_SHORT PROBLEM_
Take the entries below and print all of them exactly, please.

Figure data in JSON:
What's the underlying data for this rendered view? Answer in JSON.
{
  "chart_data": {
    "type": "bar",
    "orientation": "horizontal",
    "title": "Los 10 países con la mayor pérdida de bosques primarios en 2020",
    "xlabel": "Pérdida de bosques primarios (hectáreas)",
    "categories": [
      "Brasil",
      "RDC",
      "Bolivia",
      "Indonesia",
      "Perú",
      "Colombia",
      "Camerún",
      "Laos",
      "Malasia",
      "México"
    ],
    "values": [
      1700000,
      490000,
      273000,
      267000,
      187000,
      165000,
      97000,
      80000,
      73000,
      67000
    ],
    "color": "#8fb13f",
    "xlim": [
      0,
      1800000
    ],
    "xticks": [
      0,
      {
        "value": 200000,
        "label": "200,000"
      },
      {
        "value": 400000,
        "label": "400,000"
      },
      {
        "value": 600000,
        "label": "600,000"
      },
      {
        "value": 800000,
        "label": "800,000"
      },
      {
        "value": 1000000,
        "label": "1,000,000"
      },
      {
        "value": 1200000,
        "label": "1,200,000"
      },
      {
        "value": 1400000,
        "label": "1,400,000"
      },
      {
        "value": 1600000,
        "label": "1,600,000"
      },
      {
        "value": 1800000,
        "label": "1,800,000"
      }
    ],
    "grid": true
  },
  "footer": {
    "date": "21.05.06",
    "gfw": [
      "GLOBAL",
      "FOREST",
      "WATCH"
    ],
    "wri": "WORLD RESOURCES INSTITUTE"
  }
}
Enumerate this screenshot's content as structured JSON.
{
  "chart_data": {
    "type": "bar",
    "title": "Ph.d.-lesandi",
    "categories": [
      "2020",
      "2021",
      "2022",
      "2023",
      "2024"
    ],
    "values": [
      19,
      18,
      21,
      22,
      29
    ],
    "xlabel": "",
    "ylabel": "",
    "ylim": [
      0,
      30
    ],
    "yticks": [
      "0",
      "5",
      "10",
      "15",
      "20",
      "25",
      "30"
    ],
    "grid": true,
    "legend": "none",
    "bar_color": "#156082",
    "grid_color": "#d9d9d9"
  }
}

_TASK RESULT_
What's the underlying data for this rendered view? Answer in JSON.
{
  "chart_data": {
    "type": "bar",
    "orientation": "horizontal",
    "title": "Los 10 países con la mayor pérdida de bosques primarios en 2020",
    "xlabel": "Pérdida de bosques primarios (hectáreas)",
    "categories": [
      "Brasil",
      "RDC",
      "Bolivia",
      "Indonesia",
      "Perú",
      "Colombia",
      "Camerún",
      "Laos",
      "Malasia",
      "México"
    ],
    "values": [
      1700000,
      490000,
      273000,
      267000,
      187000,
      165000,
      97000,
      80000,
      73000,
      67000
    ],
    "color": "#8fb13f",
    "xlim": [
      0,
      1800000
    ],
    "xticks": [
      0,
      {
        "value": 200000,
        "label": "200,000"
      },
      {
        "value": 400000,
        "label": "400,000"
      },
      {
        "value": 600000,
        "label": "600,000"
      },
      {
        "value": 800000,
        "label": "800,000"
      },
      {
        "value": 1000000,
        "label": "1,000,000"
      },
      {
        "value": 1200000,
        "label": "1,200,000"
      },
      {
        "value": 1400000,
        "label": "1,400,000"
      },
      {
        "value": 1600000,
        "label": "1,600,000"
      },
      {
        "value": 1800000,
        "label": "1,800,000"
      }
    ],
    "grid": true
  },
  "footer": {
    "date": "21.05.06",
    "gfw": [
      "GLOBAL",
      "FOREST",
      "WATCH"
    ],
    "wri": "WORLD RESOURCES INSTITUTE"
  }
}
Enumerate this screenshot's content as structured JSON.
{
  "chart_data": {
    "type": "bar",
    "title": "Ph.d.-lesandi",
    "categories": [
      "2020",
      "2021",
      "2022",
      "2023",
      "2024"
    ],
    "values": [
      19,
      18,
      21,
      22,
      29
    ],
    "xlabel": "",
    "ylabel": "",
    "ylim": [
      0,
      30
    ],
    "yticks": [
      "0",
      "5",
      "10",
      "15",
      "20",
      "25",
      "30"
    ],
    "grid": true,
    "legend": "none",
    "bar_color": "#156082",
    "grid_color": "#d9d9d9"
  }
}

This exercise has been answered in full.